◆ **Short exercise**:
Where the word "start" occurs in a line, return that line.

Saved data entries
----------

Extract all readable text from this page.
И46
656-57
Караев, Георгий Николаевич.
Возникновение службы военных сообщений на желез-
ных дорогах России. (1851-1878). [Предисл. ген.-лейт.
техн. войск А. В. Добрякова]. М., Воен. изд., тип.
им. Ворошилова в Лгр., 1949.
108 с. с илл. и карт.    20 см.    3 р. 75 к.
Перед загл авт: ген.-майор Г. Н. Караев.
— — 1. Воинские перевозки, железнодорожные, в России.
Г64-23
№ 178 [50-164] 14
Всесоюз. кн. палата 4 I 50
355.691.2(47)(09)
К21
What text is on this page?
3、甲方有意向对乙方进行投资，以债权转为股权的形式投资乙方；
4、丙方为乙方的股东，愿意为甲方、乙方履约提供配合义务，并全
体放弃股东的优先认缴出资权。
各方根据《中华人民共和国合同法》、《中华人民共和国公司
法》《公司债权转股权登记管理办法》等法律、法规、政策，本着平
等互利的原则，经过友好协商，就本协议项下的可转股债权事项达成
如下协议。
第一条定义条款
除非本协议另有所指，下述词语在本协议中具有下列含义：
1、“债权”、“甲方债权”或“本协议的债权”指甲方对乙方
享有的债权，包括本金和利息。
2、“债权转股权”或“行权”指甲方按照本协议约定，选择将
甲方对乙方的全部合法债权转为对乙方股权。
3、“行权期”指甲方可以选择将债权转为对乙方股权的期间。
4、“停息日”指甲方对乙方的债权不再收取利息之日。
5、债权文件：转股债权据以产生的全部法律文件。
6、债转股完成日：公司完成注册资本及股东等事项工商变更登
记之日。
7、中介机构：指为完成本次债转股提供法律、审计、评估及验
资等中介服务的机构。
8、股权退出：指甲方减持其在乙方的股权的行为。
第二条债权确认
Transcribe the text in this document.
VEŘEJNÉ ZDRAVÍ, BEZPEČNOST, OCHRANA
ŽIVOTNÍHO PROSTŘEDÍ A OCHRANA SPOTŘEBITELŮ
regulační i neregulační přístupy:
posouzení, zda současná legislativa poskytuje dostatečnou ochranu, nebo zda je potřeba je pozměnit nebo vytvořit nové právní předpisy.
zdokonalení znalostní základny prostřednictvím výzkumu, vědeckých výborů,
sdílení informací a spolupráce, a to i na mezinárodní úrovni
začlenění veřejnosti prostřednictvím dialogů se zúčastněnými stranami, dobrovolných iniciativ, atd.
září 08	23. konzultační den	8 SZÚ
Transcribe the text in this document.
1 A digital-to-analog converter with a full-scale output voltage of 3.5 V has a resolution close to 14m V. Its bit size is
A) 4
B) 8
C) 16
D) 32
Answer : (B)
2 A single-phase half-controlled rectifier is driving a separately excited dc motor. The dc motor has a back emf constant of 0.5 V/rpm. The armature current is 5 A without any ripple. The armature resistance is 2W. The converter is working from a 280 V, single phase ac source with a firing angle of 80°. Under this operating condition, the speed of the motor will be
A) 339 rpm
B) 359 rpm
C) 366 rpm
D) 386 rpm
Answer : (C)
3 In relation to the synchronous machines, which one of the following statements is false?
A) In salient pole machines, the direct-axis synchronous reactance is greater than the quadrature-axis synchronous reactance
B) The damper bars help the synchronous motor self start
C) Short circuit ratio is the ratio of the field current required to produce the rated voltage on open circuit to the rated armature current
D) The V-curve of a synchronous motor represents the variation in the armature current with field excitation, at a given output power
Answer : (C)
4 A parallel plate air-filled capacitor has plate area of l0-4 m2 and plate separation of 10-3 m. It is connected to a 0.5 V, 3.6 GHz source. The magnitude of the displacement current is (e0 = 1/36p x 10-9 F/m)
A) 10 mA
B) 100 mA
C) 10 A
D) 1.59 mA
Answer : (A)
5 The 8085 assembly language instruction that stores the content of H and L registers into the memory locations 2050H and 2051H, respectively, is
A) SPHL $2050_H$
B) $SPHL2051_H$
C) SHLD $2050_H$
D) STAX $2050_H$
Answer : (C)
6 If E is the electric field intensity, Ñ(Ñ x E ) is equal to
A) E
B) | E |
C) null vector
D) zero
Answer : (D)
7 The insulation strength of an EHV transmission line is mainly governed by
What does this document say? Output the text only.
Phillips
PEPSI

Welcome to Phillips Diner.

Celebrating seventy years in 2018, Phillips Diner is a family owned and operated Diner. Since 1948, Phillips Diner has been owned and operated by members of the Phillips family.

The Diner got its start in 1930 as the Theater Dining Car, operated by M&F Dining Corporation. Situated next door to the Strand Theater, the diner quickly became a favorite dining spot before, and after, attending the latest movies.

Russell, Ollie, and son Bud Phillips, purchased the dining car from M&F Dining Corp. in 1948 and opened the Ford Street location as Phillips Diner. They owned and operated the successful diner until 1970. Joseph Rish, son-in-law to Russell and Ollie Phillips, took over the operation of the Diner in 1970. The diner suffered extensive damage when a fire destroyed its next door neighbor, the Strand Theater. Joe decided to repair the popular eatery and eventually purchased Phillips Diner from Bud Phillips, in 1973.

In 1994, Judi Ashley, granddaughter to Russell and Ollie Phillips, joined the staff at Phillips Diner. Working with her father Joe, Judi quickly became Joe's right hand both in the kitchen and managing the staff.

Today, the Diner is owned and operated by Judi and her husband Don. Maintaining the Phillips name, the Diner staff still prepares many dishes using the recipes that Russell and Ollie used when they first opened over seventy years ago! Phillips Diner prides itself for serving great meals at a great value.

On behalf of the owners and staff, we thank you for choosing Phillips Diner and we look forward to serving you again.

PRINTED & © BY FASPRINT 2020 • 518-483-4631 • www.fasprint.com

----------

◆ **Result of the exercise**:
B) The damper bars help the synchronous motor self start
The Diner got its start in 1930 as the Theater Dining Car, operated by M&F Dining Corporation. Situated next door to the Strand Theater, the diner quickly became a favorite dining spot before, and after, attending the latest movies.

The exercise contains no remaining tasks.